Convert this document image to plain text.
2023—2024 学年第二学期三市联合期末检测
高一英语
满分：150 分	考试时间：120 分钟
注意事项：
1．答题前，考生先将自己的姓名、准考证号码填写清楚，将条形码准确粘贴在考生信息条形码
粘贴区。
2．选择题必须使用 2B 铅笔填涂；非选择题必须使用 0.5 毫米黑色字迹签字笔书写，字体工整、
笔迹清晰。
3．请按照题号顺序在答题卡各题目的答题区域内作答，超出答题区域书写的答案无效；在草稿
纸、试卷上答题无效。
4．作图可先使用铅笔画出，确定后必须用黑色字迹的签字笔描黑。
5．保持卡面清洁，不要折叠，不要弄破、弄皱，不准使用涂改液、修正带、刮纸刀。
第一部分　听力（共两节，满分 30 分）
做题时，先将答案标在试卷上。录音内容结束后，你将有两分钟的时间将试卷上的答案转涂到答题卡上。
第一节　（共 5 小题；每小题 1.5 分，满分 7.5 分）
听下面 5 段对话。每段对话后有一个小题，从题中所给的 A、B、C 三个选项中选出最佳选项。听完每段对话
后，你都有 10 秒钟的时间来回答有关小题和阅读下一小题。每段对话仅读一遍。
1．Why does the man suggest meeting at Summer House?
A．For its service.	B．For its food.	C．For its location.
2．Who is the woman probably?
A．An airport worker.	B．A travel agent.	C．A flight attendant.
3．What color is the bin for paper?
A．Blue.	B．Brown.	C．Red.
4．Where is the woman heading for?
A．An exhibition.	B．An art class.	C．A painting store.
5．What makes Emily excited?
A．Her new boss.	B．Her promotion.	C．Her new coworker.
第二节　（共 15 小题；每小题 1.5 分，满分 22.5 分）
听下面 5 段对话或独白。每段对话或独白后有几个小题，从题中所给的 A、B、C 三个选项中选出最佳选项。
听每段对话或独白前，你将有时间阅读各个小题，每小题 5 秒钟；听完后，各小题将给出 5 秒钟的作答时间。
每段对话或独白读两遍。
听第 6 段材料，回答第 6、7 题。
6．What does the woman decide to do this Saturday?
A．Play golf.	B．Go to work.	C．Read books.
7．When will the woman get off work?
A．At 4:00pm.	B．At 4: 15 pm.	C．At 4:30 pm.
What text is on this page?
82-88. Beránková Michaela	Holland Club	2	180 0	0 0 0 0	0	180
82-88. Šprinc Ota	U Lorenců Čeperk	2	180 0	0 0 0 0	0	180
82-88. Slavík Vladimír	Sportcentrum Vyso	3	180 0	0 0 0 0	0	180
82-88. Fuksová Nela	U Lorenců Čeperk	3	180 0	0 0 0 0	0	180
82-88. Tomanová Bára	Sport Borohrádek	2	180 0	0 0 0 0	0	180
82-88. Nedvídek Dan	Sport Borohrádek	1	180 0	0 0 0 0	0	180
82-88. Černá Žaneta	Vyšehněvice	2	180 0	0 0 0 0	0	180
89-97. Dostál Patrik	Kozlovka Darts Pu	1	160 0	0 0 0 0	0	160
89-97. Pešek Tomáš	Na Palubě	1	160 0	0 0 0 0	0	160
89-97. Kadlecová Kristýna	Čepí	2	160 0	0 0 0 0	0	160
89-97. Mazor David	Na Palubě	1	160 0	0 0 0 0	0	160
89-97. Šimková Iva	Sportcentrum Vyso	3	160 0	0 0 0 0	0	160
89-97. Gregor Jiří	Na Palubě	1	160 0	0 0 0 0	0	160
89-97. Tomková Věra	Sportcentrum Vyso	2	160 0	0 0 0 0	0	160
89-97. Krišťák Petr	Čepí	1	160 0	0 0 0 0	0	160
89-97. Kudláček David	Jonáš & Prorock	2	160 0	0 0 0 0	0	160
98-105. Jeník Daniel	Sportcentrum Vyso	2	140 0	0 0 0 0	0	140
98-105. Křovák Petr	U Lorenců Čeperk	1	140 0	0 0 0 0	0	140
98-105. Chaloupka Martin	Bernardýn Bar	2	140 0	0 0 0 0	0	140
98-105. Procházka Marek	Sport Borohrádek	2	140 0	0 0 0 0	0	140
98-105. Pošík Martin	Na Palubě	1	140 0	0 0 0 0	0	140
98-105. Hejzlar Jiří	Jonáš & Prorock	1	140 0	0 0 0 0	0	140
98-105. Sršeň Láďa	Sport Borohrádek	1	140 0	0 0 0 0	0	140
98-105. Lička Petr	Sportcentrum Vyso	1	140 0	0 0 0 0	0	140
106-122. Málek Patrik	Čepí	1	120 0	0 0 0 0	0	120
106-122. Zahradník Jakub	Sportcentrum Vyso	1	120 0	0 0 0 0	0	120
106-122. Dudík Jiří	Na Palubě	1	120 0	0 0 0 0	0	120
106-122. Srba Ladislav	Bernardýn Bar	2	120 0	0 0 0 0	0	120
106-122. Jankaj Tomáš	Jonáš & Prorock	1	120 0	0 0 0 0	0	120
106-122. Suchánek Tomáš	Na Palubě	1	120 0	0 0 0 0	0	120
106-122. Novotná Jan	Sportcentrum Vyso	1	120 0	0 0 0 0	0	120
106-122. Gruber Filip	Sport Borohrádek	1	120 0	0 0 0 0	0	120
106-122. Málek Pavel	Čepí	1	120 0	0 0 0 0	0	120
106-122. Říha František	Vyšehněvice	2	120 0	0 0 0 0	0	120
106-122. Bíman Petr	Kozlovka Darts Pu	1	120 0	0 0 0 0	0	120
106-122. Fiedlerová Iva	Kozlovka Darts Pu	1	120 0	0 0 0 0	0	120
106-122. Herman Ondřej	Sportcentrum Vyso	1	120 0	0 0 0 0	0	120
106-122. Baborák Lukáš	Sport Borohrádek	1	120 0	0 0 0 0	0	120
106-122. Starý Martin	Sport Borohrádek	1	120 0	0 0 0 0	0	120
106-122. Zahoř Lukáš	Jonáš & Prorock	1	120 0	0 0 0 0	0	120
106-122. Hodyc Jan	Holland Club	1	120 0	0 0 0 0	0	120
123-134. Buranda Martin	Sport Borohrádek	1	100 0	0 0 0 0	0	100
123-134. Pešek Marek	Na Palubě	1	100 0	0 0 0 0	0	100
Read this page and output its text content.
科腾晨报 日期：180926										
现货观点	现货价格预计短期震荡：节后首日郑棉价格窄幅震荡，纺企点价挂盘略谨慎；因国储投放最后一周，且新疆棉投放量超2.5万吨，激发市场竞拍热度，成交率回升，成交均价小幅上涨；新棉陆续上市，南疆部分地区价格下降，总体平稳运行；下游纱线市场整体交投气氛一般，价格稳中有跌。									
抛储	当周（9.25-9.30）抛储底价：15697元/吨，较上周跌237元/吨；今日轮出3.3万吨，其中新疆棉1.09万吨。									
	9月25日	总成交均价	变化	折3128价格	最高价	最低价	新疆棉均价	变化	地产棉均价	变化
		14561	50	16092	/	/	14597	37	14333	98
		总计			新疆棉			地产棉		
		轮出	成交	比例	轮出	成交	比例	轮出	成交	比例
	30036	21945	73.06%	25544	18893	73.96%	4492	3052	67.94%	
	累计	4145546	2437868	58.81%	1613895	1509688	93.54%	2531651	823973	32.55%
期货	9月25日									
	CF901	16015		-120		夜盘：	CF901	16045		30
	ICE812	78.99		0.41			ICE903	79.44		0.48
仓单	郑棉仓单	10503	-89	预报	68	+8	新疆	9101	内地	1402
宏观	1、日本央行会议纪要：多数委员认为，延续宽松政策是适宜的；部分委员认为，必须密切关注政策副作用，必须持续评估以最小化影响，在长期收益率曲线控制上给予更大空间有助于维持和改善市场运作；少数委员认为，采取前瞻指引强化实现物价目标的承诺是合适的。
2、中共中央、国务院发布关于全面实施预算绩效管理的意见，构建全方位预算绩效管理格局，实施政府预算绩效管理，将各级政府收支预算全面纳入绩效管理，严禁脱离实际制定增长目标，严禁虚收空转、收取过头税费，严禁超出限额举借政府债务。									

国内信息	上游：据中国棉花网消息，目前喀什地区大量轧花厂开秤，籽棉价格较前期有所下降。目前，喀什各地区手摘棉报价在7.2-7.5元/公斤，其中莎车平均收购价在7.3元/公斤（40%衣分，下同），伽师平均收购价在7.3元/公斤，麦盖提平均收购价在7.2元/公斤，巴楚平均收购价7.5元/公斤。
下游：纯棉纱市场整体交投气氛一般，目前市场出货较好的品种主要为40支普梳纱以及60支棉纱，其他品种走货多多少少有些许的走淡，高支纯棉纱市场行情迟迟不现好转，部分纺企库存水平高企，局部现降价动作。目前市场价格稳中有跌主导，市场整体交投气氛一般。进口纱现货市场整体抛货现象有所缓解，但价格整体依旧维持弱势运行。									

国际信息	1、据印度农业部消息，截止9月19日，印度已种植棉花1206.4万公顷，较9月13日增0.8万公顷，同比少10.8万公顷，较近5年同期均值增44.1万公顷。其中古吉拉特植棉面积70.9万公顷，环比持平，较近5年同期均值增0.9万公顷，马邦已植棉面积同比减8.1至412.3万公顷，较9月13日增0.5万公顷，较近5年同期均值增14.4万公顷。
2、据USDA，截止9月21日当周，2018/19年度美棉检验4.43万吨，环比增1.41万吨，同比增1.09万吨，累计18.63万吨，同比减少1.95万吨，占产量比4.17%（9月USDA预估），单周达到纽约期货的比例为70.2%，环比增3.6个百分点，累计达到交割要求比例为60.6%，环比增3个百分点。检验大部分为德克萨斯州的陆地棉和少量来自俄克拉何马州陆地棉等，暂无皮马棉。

:::

REQUIRED WORK - Only a number is wanted: how many lines contain "Čeperk"?

RESULT - 3